(Boxed element entries)
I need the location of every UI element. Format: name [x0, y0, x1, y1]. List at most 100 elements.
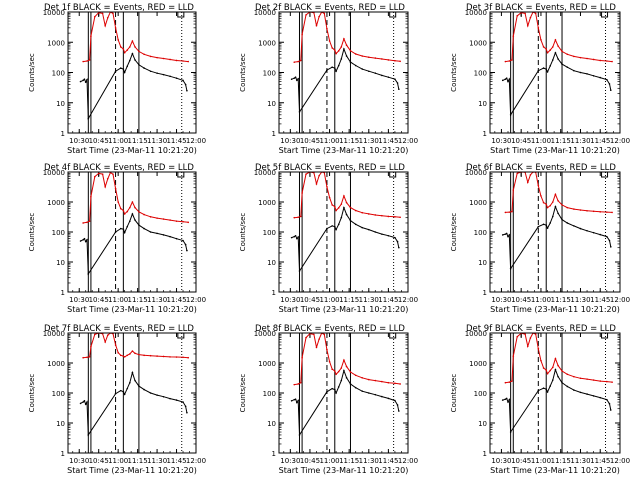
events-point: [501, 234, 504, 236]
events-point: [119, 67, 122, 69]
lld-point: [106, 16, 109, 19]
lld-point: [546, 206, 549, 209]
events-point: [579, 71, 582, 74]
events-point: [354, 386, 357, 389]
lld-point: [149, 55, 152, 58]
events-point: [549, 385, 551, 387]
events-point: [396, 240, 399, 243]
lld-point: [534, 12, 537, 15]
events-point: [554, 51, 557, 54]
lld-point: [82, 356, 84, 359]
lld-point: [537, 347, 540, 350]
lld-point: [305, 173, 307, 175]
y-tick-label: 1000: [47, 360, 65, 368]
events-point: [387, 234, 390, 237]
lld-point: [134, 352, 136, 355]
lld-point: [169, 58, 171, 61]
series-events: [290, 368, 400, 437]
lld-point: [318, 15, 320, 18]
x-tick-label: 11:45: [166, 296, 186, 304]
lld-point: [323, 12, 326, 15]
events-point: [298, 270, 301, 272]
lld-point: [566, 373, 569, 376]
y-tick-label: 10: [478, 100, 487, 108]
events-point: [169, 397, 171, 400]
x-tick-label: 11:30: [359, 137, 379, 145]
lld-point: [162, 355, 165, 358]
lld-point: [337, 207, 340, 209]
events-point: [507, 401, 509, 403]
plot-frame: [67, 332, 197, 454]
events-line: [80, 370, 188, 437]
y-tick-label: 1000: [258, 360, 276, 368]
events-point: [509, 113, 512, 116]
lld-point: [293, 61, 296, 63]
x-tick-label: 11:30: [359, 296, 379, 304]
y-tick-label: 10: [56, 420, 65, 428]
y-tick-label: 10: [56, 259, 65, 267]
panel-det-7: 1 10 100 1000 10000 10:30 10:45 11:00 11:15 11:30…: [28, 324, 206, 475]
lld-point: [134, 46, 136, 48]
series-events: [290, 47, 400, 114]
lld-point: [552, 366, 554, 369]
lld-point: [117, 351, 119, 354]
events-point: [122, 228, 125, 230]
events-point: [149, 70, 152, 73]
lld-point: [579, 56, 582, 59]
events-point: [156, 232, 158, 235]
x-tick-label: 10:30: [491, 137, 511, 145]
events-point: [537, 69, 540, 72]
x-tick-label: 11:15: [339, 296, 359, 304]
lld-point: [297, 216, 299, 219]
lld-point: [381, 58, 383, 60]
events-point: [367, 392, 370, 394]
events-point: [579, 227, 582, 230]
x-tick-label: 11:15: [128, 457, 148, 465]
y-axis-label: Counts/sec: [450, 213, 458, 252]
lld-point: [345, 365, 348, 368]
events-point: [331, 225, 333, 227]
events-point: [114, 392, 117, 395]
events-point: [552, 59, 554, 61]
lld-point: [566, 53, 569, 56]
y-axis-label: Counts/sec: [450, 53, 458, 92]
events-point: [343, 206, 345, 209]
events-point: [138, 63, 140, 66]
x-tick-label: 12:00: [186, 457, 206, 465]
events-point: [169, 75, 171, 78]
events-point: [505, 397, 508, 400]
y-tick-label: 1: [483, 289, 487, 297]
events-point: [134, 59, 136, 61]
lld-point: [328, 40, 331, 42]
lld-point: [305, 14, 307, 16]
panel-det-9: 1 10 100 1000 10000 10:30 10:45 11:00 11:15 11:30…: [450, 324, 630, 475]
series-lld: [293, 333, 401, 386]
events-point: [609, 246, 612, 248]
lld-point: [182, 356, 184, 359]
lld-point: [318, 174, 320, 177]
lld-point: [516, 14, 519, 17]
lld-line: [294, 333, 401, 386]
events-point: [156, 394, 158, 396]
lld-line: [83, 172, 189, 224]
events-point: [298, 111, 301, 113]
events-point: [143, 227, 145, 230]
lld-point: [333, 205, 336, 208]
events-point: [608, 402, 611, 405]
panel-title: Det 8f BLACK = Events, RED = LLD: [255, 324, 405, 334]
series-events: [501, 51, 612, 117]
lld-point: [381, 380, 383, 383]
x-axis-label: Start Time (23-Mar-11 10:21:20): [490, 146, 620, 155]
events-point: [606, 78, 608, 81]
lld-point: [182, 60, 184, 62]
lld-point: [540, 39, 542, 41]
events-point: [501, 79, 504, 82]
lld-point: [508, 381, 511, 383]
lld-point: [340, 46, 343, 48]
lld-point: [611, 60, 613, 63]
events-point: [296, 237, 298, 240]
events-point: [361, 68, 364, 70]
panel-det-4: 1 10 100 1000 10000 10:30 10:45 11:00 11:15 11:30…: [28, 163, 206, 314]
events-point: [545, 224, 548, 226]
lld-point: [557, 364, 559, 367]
* * *
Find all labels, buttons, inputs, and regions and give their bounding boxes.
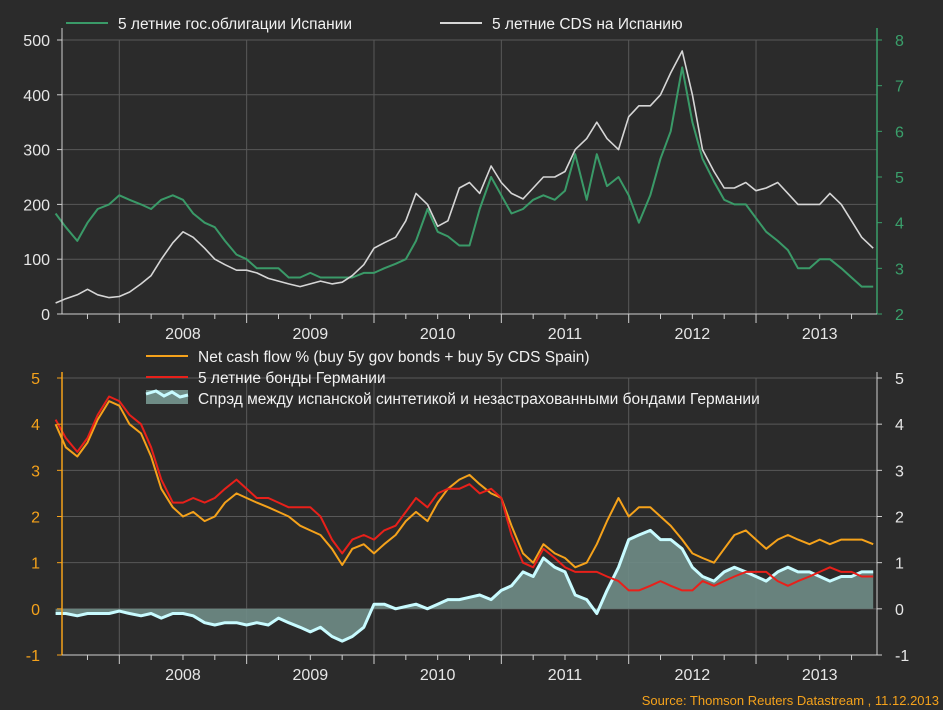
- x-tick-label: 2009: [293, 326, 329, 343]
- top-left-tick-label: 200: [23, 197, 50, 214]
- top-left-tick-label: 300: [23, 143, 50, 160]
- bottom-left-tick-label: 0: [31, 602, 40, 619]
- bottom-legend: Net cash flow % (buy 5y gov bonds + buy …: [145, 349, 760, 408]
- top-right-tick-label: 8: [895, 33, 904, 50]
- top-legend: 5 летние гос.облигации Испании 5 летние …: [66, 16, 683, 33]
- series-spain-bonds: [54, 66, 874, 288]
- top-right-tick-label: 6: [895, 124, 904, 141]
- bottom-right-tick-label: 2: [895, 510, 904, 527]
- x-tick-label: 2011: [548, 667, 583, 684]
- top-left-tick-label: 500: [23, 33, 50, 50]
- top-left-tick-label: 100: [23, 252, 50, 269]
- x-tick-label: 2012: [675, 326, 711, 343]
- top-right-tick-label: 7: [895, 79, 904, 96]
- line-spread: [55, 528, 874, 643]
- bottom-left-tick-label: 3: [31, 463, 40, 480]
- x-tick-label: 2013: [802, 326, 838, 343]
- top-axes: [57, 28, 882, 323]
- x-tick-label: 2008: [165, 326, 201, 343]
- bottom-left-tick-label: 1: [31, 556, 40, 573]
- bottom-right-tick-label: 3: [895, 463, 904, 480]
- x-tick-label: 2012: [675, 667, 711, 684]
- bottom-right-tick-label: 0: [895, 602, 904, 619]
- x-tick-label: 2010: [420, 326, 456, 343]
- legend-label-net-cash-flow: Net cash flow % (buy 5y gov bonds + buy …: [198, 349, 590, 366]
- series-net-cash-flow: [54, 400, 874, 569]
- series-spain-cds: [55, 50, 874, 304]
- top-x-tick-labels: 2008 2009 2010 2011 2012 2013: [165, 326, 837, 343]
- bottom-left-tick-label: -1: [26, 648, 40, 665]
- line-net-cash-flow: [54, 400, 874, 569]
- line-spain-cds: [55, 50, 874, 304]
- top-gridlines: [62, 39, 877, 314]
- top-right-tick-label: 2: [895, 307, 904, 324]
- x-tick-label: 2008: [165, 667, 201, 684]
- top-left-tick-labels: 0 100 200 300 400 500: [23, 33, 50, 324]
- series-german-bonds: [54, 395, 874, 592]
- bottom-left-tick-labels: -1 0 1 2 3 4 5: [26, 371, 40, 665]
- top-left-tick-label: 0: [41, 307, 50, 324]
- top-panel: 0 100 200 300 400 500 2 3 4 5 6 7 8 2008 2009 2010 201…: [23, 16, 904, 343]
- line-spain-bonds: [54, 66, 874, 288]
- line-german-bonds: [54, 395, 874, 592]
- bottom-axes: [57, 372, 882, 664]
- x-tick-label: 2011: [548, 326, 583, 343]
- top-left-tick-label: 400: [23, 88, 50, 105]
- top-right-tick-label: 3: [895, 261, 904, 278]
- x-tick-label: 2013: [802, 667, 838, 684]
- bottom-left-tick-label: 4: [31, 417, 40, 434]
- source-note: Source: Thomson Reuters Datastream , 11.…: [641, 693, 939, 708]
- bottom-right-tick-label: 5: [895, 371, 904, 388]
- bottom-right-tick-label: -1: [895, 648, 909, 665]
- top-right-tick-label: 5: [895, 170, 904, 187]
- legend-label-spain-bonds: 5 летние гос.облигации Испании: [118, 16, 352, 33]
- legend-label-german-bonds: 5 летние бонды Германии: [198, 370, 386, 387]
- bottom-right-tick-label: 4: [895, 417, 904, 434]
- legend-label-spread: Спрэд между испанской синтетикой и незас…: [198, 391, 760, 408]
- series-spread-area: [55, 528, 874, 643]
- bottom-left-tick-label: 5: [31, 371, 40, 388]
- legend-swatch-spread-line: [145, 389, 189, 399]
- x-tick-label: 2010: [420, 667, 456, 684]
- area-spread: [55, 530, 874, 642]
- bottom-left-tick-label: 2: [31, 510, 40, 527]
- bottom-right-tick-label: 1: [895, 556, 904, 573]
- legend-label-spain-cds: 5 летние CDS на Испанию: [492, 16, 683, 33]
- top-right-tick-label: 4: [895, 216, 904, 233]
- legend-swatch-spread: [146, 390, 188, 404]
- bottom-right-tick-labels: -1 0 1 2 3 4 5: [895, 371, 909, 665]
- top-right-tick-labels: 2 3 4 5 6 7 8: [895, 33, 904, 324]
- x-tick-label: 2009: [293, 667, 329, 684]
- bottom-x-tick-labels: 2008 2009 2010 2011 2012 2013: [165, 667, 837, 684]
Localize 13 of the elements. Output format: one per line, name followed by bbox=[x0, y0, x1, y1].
...
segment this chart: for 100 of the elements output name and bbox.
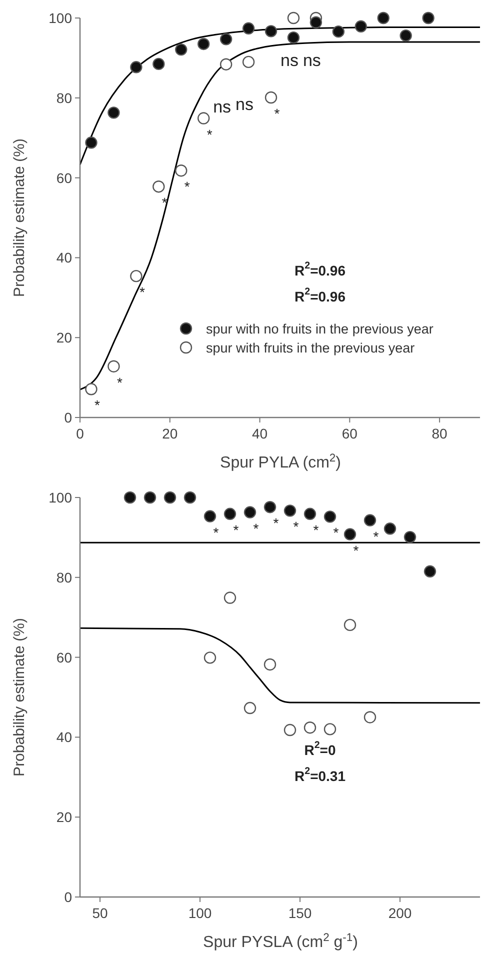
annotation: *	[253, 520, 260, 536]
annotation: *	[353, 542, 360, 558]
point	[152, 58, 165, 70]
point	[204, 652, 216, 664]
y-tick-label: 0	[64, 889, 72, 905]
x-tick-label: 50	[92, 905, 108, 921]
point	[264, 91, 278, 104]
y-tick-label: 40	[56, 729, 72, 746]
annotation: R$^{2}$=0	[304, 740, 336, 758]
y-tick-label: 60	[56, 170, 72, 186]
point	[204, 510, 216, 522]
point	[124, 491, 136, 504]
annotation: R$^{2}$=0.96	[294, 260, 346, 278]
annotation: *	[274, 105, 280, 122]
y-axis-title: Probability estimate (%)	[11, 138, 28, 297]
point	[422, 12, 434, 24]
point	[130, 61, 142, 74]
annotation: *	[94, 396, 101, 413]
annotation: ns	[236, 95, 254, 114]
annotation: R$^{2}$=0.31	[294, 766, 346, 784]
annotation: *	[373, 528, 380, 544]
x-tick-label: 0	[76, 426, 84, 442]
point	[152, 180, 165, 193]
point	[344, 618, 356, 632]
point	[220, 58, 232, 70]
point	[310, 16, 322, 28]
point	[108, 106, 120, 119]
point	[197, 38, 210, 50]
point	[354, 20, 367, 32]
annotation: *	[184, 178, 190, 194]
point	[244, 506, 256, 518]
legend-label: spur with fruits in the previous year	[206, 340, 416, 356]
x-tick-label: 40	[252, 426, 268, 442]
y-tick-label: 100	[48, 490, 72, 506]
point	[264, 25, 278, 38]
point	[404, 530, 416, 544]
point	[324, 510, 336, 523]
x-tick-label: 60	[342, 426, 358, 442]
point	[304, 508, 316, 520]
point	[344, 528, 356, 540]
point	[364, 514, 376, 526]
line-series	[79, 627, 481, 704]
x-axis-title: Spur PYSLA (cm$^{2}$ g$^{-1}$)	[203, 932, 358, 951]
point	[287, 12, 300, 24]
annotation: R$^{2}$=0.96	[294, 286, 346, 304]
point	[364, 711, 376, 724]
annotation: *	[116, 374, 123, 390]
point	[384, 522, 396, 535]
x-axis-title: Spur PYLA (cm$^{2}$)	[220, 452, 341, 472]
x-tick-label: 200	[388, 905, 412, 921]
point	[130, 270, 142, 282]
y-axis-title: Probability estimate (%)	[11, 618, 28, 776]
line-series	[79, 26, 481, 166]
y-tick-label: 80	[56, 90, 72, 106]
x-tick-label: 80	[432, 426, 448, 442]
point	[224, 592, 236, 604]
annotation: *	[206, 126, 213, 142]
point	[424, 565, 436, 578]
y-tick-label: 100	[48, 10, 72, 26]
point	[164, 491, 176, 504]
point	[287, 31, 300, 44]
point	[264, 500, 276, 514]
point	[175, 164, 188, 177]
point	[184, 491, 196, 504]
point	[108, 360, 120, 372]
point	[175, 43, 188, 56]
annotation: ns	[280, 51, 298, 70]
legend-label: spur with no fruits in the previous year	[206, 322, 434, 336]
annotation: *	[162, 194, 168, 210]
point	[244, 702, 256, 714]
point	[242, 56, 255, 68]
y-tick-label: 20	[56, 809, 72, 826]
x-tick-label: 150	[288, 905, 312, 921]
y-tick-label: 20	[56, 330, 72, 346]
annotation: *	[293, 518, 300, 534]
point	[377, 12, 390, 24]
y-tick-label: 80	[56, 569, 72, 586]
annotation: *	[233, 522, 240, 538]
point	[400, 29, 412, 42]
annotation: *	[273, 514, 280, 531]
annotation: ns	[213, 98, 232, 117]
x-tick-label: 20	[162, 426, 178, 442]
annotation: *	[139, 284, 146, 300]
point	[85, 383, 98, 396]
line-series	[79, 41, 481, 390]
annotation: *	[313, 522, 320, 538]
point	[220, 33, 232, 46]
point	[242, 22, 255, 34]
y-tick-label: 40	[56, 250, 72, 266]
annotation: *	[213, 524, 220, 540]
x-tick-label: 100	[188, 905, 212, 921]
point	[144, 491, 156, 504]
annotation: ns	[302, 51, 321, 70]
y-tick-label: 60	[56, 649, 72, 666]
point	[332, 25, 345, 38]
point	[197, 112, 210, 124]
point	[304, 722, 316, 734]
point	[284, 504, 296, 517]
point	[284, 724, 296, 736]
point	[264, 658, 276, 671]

DIRECTIONS: Can you turn the lines of the material between the one containing "events-point: [501, 234, 504, 236]" and the one containing "x-tick-label: 11:30: [359, 137, 379, 145]", inclusive, into a Markdown table with a Row column holding the row number and an Entry column holding the line? Leave out any blank lines.

SOLUTION TO THIS TASK:
| Row | Entry |
|---|---|
| 1 | events-point: [501, 234, 504, 236] |
| 2 | events-point: [119, 67, 122, 69] |
| 3 | lld-point: [106, 16, 109, 19] |
| 4 | lld-point: [546, 206, 549, 209] |
| 5 | events-point: [579, 71, 582, 74] |
| 6 | events-point: [354, 386, 357, 389] |
| 7 | lld-point: [149, 55, 152, 58] |
| 8 | events-point: [549, 385, 551, 387] |
| 9 | events-point: [396, 240, 399, 243] |
| 10 | lld-point: [534, 12, 537, 15] |
| 11 | events-point: [554, 51, 557, 54] |
| 12 | lld-point: [82, 356, 84, 359] |
| 13 | lld-point: [537, 347, 540, 350] |
| 14 | lld-point: [305, 173, 307, 175] |
| 15 | y-tick-label: 1000: [47, 360, 65, 368] |
| 16 | events-point: [387, 234, 390, 237] |
| 17 | lld-point: [134, 352, 136, 355] |
| 18 | lld-point: [169, 58, 171, 61] |
| 19 | series-events: [290, 368, 400, 437] |
| 20 | lld-point: [318, 15, 320, 18] |
| 21 | x-tick-label: 11:45: [166, 296, 186, 304] |
| 22 | lld-point: [323, 12, 326, 15] |
| 23 | events-point: [298, 270, 301, 272] |
| 24 | lld-point: [566, 373, 569, 376] |
| 25 | y-tick-label: 10: [478, 100, 487, 108] |
| 26 | events-point: [169, 397, 171, 400] |
| 27 | x-tick-label: 11:30: [359, 137, 379, 145] |